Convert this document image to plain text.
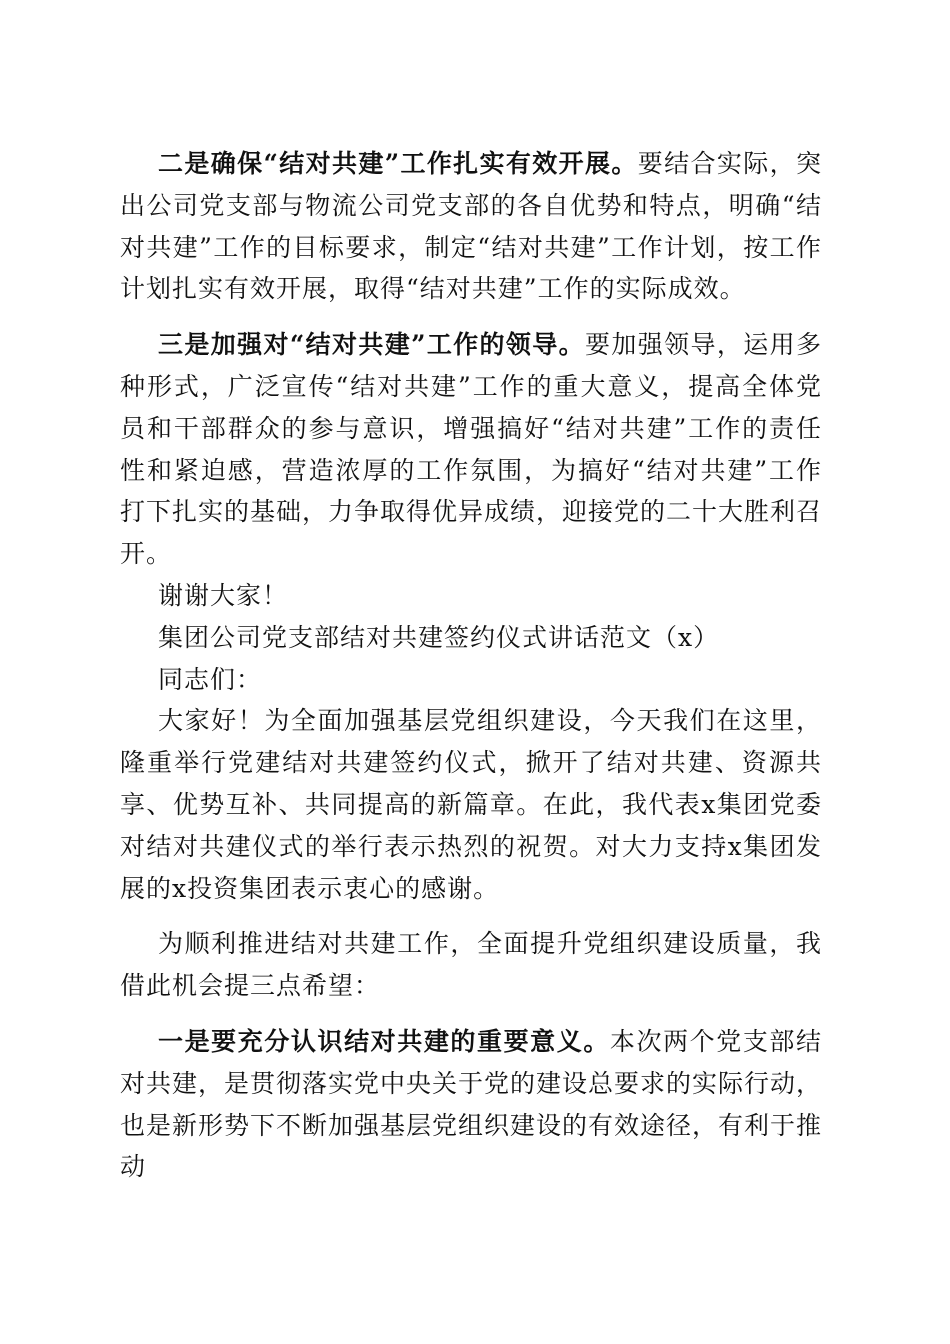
二是确保“结对共建”工作扎实有效开展。要结合实际，突出公司党支部与物流公司党支部的各自优势和特点，明确“结对共建”工作的目标要求，制定“结对共建”工作计划，按工作计划扎实有效开展，取得“结对共建”工作的实际成效。

三是加强对“结对共建”工作的领导。要加强领导，运用多种形式，广泛宣传“结对共建”工作的重大意义，提高全体党员和干部群众的参与意识，增强搞好“结对共建”工作的责任性和紧迫感，营造浓厚的工作氛围，为搞好“结对共建”工作打下扎实的基础，力争取得优异成绩，迎接党的二十大胜利召开。

谢谢大家！

集团公司党支部结对共建签约仪式讲话范文（x）

同志们：

大家好！为全面加强基层党组织建设，今天我们在这里，隆重举行党建结对共建签约仪式，掀开了结对共建、资源共享、优势互补、共同提高的新篇章。在此，我代表x集团党委对结对共建仪式的举行表示热烈的祝贺。对大力支持x集团发展的x投资集团表示衷心的感谢。

为顺利推进结对共建工作，全面提升党组织建设质量，我借此机会提三点希望：

一是要充分认识结对共建的重要意义。本次两个党支部结对共建，是贯彻落实党中央关于党的建设总要求的实际行动，也是新形势下不断加强基层党组织建设的有效途径，有利于推动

- _Aim_
Transcribe every entry above exactly. Omit all pictures.

- _Answer_
Convert this document image to plain text.
二是确保“结对共建”工作扎实有效开展。要结合实际，突出公司党支部与物流公司党支部的各自优势和特点，明确“结对共建”工作的目标要求，制定“结对共建”工作计划，按工作计划扎实有效开展，取得“结对共建”工作的实际成效。

三是加强对“结对共建”工作的领导。要加强领导，运用多种形式，广泛宣传“结对共建”工作的重大意义，提高全体党员和干部群众的参与意识，增强搞好“结对共建”工作的责任性和紧迫感，营造浓厚的工作氛围，为搞好“结对共建”工作打下扎实的基础，力争取得优异成绩，迎接党的二十大胜利召开。

谢谢大家！

集团公司党支部结对共建签约仪式讲话范文（x）

同志们：

大家好！为全面加强基层党组织建设，今天我们在这里，隆重举行党建结对共建签约仪式，掀开了结对共建、资源共享、优势互补、共同提高的新篇章。在此，我代表x集团党委对结对共建仪式的举行表示热烈的祝贺。对大力支持x集团发展的x投资集团表示衷心的感谢。

为顺利推进结对共建工作，全面提升党组织建设质量，我借此机会提三点希望：

一是要充分认识结对共建的重要意义。本次两个党支部结对共建，是贯彻落实党中央关于党的建设总要求的实际行动，也是新形势下不断加强基层党组织建设的有效途径，有利于推动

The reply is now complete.